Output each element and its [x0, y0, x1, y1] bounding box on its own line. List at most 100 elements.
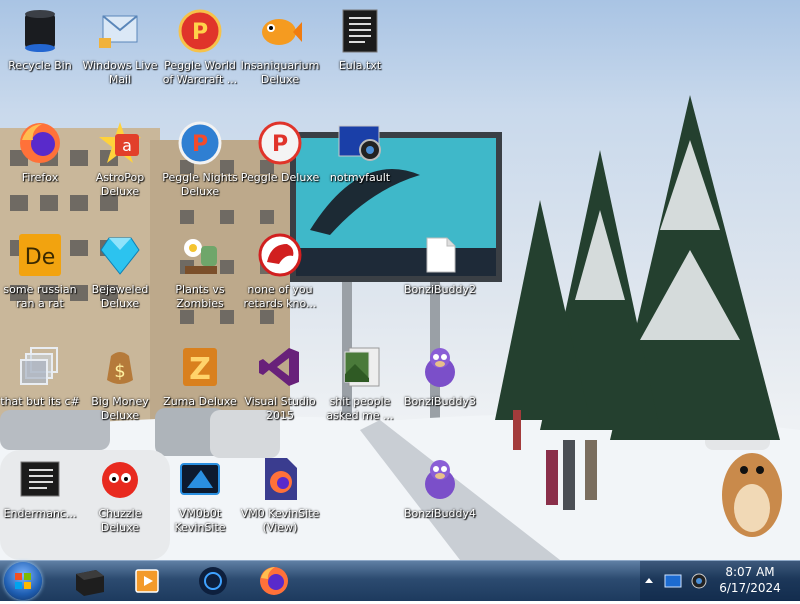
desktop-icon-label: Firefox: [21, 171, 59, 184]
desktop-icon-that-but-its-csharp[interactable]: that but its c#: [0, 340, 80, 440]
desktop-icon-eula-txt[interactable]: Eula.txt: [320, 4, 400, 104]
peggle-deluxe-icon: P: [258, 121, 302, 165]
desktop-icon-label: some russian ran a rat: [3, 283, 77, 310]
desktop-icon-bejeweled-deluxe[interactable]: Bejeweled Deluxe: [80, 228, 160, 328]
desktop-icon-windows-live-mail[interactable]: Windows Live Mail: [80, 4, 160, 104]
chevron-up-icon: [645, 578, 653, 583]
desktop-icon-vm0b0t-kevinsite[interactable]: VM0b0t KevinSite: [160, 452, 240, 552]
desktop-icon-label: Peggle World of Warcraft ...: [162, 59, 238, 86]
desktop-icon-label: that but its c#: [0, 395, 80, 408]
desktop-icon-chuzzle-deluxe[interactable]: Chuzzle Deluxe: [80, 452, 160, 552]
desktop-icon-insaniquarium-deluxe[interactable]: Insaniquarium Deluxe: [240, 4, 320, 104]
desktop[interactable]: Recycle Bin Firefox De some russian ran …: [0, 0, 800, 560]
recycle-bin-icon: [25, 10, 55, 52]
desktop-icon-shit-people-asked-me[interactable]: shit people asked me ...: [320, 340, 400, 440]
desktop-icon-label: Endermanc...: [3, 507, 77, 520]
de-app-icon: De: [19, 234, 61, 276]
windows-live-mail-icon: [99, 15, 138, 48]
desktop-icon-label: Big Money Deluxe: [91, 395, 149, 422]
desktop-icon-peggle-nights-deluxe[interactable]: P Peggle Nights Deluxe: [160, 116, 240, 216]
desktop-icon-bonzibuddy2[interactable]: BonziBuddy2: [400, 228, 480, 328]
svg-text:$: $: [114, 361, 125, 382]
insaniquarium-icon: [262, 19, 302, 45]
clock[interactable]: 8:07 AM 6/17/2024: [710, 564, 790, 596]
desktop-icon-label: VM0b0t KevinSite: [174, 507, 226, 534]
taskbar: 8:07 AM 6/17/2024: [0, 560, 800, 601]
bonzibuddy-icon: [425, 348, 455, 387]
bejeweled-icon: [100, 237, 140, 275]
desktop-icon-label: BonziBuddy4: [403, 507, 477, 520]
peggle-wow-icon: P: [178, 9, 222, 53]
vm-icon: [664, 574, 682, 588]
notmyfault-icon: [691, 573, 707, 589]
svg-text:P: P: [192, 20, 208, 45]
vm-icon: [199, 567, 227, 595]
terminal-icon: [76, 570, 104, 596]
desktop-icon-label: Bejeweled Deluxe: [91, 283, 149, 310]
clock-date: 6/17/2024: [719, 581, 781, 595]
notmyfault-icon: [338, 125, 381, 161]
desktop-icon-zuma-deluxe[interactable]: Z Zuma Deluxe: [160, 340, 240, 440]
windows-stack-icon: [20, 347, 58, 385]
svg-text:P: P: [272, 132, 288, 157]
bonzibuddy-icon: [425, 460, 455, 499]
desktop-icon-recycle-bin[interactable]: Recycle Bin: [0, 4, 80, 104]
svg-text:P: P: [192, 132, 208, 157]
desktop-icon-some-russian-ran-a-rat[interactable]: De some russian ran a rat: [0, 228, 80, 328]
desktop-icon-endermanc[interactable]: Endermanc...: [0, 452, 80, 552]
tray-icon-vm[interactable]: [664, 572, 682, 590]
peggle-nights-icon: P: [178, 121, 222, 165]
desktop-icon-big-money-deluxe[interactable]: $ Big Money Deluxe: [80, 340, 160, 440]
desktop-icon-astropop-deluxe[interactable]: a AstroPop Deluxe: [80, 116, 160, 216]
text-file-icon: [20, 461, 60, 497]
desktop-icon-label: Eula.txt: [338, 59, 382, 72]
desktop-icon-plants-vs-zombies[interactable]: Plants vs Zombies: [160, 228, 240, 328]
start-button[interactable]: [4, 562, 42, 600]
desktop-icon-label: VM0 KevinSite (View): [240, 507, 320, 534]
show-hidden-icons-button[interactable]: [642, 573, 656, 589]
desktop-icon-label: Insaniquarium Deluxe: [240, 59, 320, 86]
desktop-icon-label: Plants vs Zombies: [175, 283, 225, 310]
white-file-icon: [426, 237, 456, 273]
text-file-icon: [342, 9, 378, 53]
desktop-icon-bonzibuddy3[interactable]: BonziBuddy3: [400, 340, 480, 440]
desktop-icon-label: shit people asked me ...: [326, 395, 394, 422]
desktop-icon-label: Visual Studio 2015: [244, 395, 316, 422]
****************************************
TASK STATEMENT — Please rewrite each line of the records as a numbered list, leaving out blank lines and the pictures.

RESPONSE TO THIS TASK —
1. Output each element and its [x0, y0, x1, y1] bounding box on its own line. List at most 100 elements.
2. desktop-icon-label: Firefox: [21, 171, 59, 184]
3. desktop-icon-that-but-its-csharp[interactable]: that but its c#: [0, 340, 80, 440]
4. desktop-icon-eula-txt[interactable]: Eula.txt: [320, 4, 400, 104]
5. peggle-deluxe-icon: P: [258, 121, 302, 165]
6. desktop-icon-label: some russian ran a rat: [3, 283, 77, 310]
7. desktop-icon-bejeweled-deluxe[interactable]: Bejeweled Deluxe: [80, 228, 160, 328]
8. desktop-icon-windows-live-mail[interactable]: Windows Live Mail: [80, 4, 160, 104]
9. chevron-up-icon: [645, 578, 653, 583]
10. desktop-icon-vm0b0t-kevinsite[interactable]: VM0b0t KevinSite: [160, 452, 240, 552]
11. desktop-icon-label: Peggle World of Warcraft ...: [162, 59, 238, 86]
12. desktop-icon-label: that but its c#: [0, 395, 80, 408]
13. desktop-icon-chuzzle-deluxe[interactable]: Chuzzle Deluxe: [80, 452, 160, 552]
14. desktop-icon-insaniquarium-deluxe[interactable]: Insaniquarium Deluxe: [240, 4, 320, 104]
15. desktop[interactable]: Recycle Bin Firefox De some russian ran …: [0, 0, 800, 560]
16. recycle-bin-icon: [25, 10, 55, 52]
17. desktop-icon-shit-people-asked-me[interactable]: shit people asked me ...: [320, 340, 400, 440]
18. desktop-icon-label: Endermanc...: [3, 507, 77, 520]
19. de-app-icon: De: [19, 234, 61, 276]
20. windows-live-mail-icon: [99, 15, 138, 48]
21. desktop-icon-label: Big Money Deluxe: [91, 395, 149, 422]
22. desktop-icon-peggle-nights-deluxe[interactable]: P Peggle Nights Deluxe: [160, 116, 240, 216]
23. desktop-icon-bonzibuddy2[interactable]: BonziBuddy2: [400, 228, 480, 328]
24. svg-text:$: $: [114, 361, 125, 382]
25. insaniquarium-icon: [262, 19, 302, 45]
26. clock[interactable]: 8:07 AM 6/17/2024: [710, 564, 790, 596]
27. desktop-icon-label: VM0b0t KevinSite: [174, 507, 226, 534]
28. taskbar: 8:07 AM 6/17/2024: [0, 560, 800, 601]
29. bonzibuddy-icon: [425, 348, 455, 387]
30. bejeweled-icon: [100, 237, 140, 275]
31. desktop-icon-label: BonziBuddy4: [403, 507, 477, 520]
32. peggle-wow-icon: P: [178, 9, 222, 53]
33. vm-icon: [664, 574, 682, 588]
34. notmyfault-icon: [691, 573, 707, 589]
35. svg-text:P: P: [192, 20, 208, 45]
36. vm-icon: [199, 567, 227, 595]
37. terminal-icon: [76, 570, 104, 596]
38. desktop-icon-label: Bejeweled Deluxe: [91, 283, 149, 310]
39. clock-date: 6/17/2024: [719, 581, 781, 595]
40. notmyfault-icon: [338, 125, 381, 161]
41. desktop-icon-zuma-deluxe[interactable]: Z Zuma Deluxe: [160, 340, 240, 440]
42. windows-stack-icon: [20, 347, 58, 385]
43. svg-text:P: P: [272, 132, 288, 157]
44. bonzibuddy-icon: [425, 460, 455, 499]
45. desktop-icon-recycle-bin[interactable]: Recycle Bin: [0, 4, 80, 104]
46. svg-text:P: P: [192, 132, 208, 157]
47. desktop-icon-some-russian-ran-a-rat[interactable]: De some russian ran a rat: [0, 228, 80, 328]
48. desktop-icon-endermanc[interactable]: Endermanc...: [0, 452, 80, 552]
49. tray-icon-vm[interactable]: [664, 572, 682, 590]
50. peggle-nights-icon: P: [178, 121, 222, 165]
51. desktop-icon-big-money-deluxe[interactable]: $ Big Money Deluxe: [80, 340, 160, 440]
52. desktop-icon-astropop-deluxe[interactable]: a AstroPop Deluxe: [80, 116, 160, 216]
53. text-file-icon: [20, 461, 60, 497]
54. desktop-icon-label: Eula.txt: [338, 59, 382, 72]
55. desktop-icon-plants-vs-zombies[interactable]: Plants vs Zombies: [160, 228, 240, 328]
56. start-button[interactable]: [4, 562, 42, 600]
57. desktop-icon-label: VM0 KevinSite (View): [240, 507, 320, 534]
58. show-hidden-icons-button[interactable]: [642, 573, 656, 589]
59. desktop-icon-label: Insaniquarium Deluxe: [240, 59, 320, 86]
60. desktop-icon-label: Plants vs Zombies: [175, 283, 225, 310]
61. white-file-icon: [426, 237, 456, 273]
62. text-file-icon: [342, 9, 378, 53]
63. desktop-icon-bonzibuddy3[interactable]: BonziBuddy3: [400, 340, 480, 440]
64. desktop-icon-label: shit people asked me ...: [326, 395, 394, 422]
65. desktop-icon-label: Visual Studio 2015: [244, 395, 316, 422]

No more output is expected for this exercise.